**What needs to be done**
Search the records for the word "Difference" and pick out every line that has it.

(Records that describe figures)
--------

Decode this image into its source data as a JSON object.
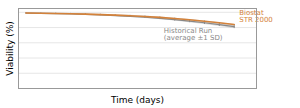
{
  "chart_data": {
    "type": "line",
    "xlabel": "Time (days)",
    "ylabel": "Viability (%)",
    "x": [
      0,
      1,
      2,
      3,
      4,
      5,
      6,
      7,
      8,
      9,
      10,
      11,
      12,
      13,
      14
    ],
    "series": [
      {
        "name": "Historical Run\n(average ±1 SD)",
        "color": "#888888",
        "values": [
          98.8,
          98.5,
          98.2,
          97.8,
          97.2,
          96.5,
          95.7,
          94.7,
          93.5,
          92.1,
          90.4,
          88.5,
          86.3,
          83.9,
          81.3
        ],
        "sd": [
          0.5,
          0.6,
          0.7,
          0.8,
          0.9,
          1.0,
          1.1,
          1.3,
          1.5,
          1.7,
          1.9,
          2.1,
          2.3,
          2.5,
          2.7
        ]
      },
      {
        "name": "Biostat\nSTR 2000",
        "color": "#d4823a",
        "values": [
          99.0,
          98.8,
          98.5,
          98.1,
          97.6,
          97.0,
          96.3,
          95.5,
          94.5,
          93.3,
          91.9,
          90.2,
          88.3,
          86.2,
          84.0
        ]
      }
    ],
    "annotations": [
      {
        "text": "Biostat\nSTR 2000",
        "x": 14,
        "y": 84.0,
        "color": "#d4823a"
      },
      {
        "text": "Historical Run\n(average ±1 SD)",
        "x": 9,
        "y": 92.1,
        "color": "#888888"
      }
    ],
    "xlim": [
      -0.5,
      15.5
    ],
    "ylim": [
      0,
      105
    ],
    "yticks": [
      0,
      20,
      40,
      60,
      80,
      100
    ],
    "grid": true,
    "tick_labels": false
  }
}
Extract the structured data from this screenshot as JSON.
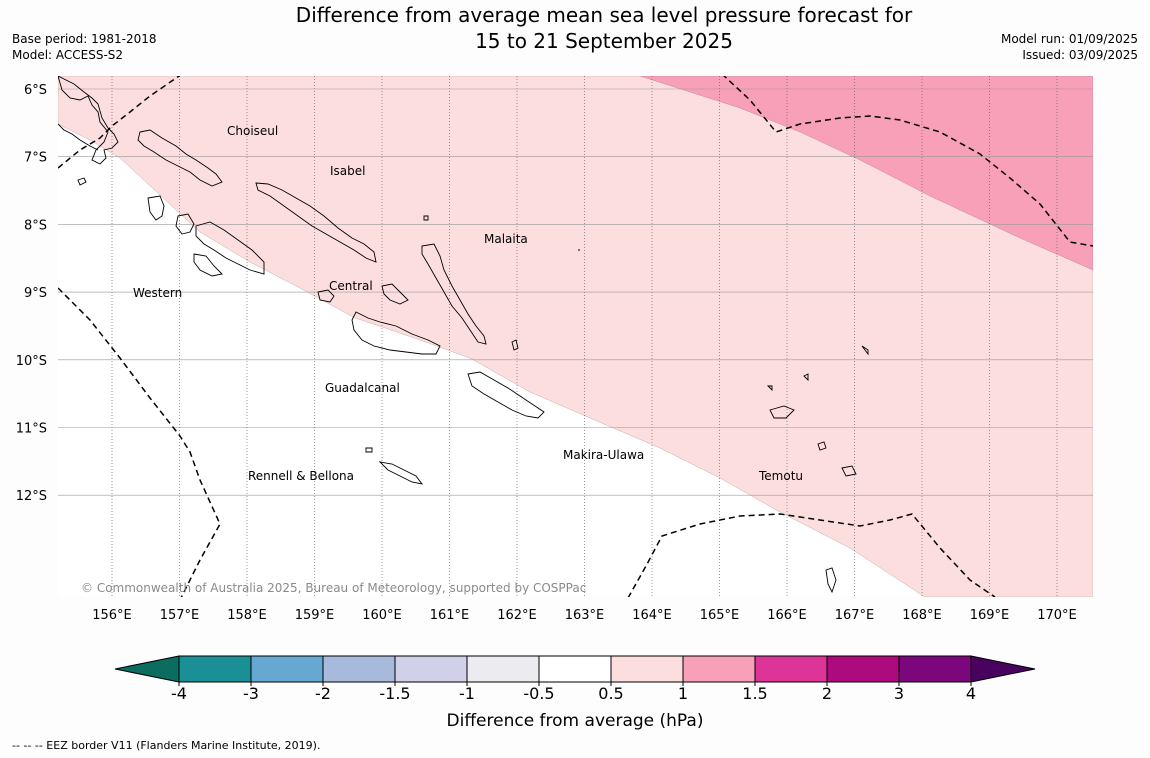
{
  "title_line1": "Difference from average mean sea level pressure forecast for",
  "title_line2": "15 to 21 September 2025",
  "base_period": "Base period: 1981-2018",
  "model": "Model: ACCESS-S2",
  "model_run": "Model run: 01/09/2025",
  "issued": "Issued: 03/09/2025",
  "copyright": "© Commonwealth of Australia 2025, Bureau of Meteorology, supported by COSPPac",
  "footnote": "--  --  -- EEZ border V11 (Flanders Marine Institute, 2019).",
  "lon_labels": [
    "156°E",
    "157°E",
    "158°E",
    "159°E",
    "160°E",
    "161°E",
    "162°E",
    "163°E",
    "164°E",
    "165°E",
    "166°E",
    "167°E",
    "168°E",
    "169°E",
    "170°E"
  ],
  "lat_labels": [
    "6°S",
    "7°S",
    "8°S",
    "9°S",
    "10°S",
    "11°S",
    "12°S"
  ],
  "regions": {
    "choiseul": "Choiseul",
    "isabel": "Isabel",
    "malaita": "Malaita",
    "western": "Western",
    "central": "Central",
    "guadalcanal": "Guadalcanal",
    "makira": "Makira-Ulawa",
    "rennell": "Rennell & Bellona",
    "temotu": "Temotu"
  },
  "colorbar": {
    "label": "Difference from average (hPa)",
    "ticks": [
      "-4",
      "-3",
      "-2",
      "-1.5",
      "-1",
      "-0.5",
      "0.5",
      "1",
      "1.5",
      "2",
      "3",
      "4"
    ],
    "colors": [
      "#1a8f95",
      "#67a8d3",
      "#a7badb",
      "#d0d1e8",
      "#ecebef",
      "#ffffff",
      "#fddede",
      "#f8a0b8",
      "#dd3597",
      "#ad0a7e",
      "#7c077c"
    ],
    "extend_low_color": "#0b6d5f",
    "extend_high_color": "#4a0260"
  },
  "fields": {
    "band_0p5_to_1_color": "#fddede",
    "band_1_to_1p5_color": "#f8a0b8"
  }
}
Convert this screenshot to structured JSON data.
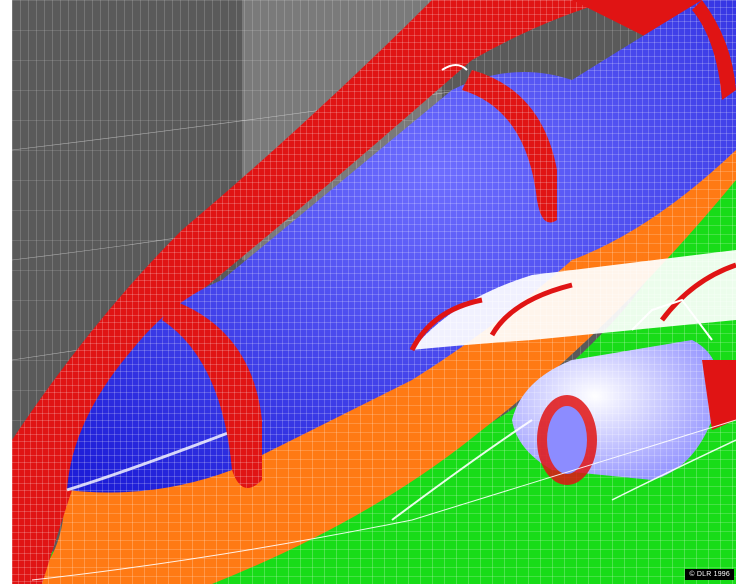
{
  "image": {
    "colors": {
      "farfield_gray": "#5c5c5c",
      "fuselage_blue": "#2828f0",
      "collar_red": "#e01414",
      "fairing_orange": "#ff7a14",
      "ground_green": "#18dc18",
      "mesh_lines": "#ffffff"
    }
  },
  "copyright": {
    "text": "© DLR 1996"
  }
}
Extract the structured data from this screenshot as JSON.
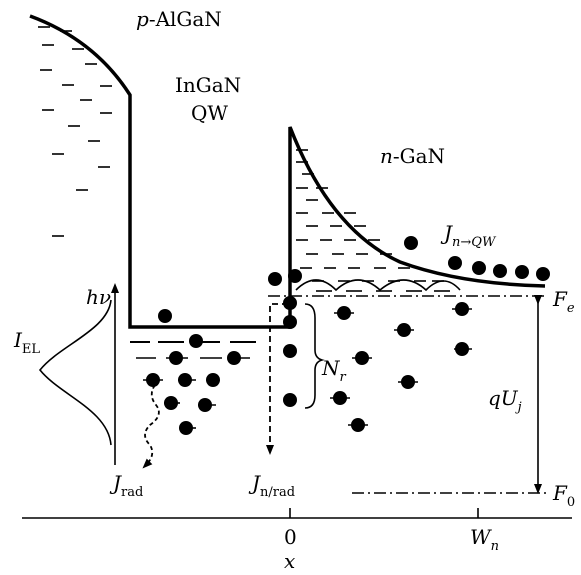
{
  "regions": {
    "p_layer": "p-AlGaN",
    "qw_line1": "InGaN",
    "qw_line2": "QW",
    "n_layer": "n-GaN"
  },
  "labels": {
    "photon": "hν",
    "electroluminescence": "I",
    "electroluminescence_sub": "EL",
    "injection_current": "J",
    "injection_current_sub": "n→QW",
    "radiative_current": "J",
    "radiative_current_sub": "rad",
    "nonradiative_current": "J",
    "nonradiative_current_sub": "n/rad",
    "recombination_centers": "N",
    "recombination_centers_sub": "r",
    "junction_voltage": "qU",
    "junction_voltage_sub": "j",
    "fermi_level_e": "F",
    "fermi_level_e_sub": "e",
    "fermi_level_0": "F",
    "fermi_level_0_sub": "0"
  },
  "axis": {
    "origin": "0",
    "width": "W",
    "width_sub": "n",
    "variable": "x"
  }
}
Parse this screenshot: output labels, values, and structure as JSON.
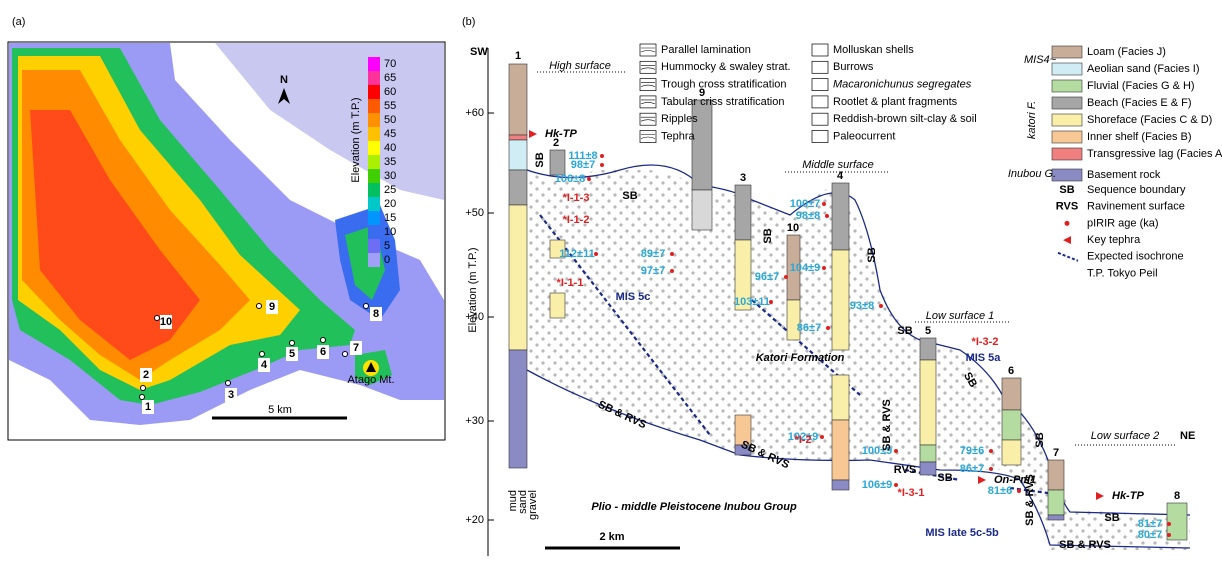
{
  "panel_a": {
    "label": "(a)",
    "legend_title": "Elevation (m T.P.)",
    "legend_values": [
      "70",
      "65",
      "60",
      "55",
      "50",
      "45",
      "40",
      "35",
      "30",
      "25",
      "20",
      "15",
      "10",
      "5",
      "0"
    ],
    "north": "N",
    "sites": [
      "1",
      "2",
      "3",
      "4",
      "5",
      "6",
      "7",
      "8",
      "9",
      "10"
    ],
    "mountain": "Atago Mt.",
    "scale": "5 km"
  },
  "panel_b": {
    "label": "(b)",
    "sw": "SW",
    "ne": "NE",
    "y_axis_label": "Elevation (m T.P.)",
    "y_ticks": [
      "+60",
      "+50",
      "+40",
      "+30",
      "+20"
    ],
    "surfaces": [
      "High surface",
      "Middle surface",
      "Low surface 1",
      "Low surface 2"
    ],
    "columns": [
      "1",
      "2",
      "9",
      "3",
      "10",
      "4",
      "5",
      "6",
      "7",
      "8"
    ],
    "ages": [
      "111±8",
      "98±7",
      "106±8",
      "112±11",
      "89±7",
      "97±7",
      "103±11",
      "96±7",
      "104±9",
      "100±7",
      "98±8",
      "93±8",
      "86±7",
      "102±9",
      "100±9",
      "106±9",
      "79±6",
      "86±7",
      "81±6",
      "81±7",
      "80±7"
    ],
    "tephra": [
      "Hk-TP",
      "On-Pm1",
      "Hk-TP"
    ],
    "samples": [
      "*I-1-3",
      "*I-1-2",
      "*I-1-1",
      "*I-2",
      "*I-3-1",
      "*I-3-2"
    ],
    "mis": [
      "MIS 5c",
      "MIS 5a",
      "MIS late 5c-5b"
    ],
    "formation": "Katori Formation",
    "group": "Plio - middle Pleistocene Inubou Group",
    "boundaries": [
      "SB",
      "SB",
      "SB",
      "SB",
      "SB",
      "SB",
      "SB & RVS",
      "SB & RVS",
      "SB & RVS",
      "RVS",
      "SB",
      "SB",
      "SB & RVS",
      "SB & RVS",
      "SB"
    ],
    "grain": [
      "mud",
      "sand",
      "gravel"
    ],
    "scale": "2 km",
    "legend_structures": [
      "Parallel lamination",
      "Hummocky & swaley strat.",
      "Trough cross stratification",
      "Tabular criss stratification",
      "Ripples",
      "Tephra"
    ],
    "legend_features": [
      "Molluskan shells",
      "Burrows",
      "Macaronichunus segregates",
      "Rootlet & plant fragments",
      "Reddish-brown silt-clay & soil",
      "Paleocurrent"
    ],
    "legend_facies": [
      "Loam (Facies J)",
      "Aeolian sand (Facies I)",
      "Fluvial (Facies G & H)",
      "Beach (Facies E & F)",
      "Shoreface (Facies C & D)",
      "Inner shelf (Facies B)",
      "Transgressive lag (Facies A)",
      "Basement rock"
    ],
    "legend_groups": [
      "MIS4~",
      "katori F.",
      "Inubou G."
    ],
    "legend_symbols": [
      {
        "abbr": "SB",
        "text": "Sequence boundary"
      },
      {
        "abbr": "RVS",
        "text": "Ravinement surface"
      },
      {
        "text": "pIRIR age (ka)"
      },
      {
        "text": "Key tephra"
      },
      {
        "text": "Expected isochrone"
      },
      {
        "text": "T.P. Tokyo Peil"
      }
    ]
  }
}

--------

**Answer to this exercise**
  "title_line1": "Difference from average mean sea level pressure forecast for",
    "label": "Difference from average (hPa)",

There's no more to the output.